- _Goal_
Transcribe the full listing below exactly.

Dataset records:
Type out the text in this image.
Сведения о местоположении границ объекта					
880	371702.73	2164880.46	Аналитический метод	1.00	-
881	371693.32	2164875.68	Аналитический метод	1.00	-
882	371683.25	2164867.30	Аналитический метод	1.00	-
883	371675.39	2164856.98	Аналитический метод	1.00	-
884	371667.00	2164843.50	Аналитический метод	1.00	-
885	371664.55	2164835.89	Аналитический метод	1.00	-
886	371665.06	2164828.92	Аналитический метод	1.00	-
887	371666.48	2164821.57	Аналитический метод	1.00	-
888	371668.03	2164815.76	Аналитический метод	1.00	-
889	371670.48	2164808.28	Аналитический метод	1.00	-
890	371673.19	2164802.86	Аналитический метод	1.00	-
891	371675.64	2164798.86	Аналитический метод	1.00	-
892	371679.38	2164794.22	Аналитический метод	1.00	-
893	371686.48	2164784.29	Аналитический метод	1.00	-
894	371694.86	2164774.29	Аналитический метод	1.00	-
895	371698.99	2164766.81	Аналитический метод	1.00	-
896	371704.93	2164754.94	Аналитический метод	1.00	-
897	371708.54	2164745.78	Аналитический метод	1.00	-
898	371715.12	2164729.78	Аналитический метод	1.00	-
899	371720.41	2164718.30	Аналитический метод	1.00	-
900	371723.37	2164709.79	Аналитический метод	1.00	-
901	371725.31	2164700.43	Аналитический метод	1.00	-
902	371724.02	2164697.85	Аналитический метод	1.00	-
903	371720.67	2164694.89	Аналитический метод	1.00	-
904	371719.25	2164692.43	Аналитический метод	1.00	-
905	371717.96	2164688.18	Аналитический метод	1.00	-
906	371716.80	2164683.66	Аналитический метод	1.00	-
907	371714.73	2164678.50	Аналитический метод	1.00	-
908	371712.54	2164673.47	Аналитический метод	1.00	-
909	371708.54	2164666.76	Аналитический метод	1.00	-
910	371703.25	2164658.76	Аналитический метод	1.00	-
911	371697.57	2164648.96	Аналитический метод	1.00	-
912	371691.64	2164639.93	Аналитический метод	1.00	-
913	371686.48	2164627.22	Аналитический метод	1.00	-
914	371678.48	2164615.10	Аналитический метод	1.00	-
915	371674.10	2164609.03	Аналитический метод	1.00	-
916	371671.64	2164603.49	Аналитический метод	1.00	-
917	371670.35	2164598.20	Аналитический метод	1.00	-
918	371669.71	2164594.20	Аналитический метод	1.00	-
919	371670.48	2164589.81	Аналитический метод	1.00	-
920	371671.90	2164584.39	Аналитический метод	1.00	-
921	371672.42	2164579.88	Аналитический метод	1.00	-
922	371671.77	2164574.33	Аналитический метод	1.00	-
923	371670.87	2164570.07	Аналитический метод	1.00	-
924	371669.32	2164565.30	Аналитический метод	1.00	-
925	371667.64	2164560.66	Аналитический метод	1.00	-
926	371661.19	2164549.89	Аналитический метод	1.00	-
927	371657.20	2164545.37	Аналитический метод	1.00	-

- _The completed task_
Type out the text in this image.
Сведения о местоположении границ объекта					
880	371702.73	2164880.46	Аналитический метод	1.00	-
881	371693.32	2164875.68	Аналитический метод	1.00	-
882	371683.25	2164867.30	Аналитический метод	1.00	-
883	371675.39	2164856.98	Аналитический метод	1.00	-
884	371667.00	2164843.50	Аналитический метод	1.00	-
885	371664.55	2164835.89	Аналитический метод	1.00	-
886	371665.06	2164828.92	Аналитический метод	1.00	-
887	371666.48	2164821.57	Аналитический метод	1.00	-
888	371668.03	2164815.76	Аналитический метод	1.00	-
889	371670.48	2164808.28	Аналитический метод	1.00	-
890	371673.19	2164802.86	Аналитический метод	1.00	-
891	371675.64	2164798.86	Аналитический метод	1.00	-
892	371679.38	2164794.22	Аналитический метод	1.00	-
893	371686.48	2164784.29	Аналитический метод	1.00	-
894	371694.86	2164774.29	Аналитический метод	1.00	-
895	371698.99	2164766.81	Аналитический метод	1.00	-
896	371704.93	2164754.94	Аналитический метод	1.00	-
897	371708.54	2164745.78	Аналитический метод	1.00	-
898	371715.12	2164729.78	Аналитический метод	1.00	-
899	371720.41	2164718.30	Аналитический метод	1.00	-
900	371723.37	2164709.79	Аналитический метод	1.00	-
901	371725.31	2164700.43	Аналитический метод	1.00	-
902	371724.02	2164697.85	Аналитический метод	1.00	-
903	371720.67	2164694.89	Аналитический метод	1.00	-
904	371719.25	2164692.43	Аналитический метод	1.00	-
905	371717.96	2164688.18	Аналитический метод	1.00	-
906	371716.80	2164683.66	Аналитический метод	1.00	-
907	371714.73	2164678.50	Аналитический метод	1.00	-
908	371712.54	2164673.47	Аналитический метод	1.00	-
909	371708.54	2164666.76	Аналитический метод	1.00	-
910	371703.25	2164658.76	Аналитический метод	1.00	-
911	371697.57	2164648.96	Аналитический метод	1.00	-
912	371691.64	2164639.93	Аналитический метод	1.00	-
913	371686.48	2164627.22	Аналитический метод	1.00	-
914	371678.48	2164615.10	Аналитический метод	1.00	-
915	371674.10	2164609.03	Аналитический метод	1.00	-
916	371671.64	2164603.49	Аналитический метод	1.00	-
917	371670.35	2164598.20	Аналитический метод	1.00	-
918	371669.71	2164594.20	Аналитический метод	1.00	-
919	371670.48	2164589.81	Аналитический метод	1.00	-
920	371671.90	2164584.39	Аналитический метод	1.00	-
921	371672.42	2164579.88	Аналитический метод	1.00	-
922	371671.77	2164574.33	Аналитический метод	1.00	-
923	371670.87	2164570.07	Аналитический метод	1.00	-
924	371669.32	2164565.30	Аналитический метод	1.00	-
925	371667.64	2164560.66	Аналитический метод	1.00	-
926	371661.19	2164549.89	Аналитический метод	1.00	-
927	371657.20	2164545.37	Аналитический метод	1.00	-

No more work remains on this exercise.